Saved data entries
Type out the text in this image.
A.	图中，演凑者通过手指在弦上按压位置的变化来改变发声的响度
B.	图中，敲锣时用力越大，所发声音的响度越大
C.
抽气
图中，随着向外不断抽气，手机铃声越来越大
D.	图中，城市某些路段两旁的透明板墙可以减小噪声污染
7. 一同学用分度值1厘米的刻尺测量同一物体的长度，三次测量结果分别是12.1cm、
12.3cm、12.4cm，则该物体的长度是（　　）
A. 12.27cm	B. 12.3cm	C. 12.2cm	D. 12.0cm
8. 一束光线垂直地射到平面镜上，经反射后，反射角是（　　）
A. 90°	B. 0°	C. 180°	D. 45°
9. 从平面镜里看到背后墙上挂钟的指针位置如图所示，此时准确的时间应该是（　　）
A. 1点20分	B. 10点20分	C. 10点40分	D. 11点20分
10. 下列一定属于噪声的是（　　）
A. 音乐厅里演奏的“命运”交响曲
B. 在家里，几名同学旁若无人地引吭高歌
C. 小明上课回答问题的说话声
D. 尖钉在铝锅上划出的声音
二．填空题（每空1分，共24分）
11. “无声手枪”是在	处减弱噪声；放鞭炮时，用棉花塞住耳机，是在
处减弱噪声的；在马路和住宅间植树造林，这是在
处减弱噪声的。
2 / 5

Requirement
Would you copy out each line exactly as written?

Expected answer
Type out the text in this image.
A.	图中，演凑者通过手指在弦上按压位置的变化来改变发声的响度
B.	图中，敲锣时用力越大，所发声音的响度越大
C.
抽气
图中，随着向外不断抽气，手机铃声越来越大
D.	图中，城市某些路段两旁的透明板墙可以减小噪声污染
7. 一同学用分度值1厘米的刻尺测量同一物体的长度，三次测量结果分别是12.1cm、
12.3cm、12.4cm，则该物体的长度是（　　）
A. 12.27cm	B. 12.3cm	C. 12.2cm	D. 12.0cm
8. 一束光线垂直地射到平面镜上，经反射后，反射角是（　　）
A. 90°	B. 0°	C. 180°	D. 45°
9. 从平面镜里看到背后墙上挂钟的指针位置如图所示，此时准确的时间应该是（　　）
A. 1点20分	B. 10点20分	C. 10点40分	D. 11点20分
10. 下列一定属于噪声的是（　　）
A. 音乐厅里演奏的“命运”交响曲
B. 在家里，几名同学旁若无人地引吭高歌
C. 小明上课回答问题的说话声
D. 尖钉在铝锅上划出的声音
二．填空题（每空1分，共24分）
11. “无声手枪”是在	处减弱噪声；放鞭炮时，用棉花塞住耳机，是在
处减弱噪声的；在马路和住宅间植树造林，这是在
处减弱噪声的。
2 / 5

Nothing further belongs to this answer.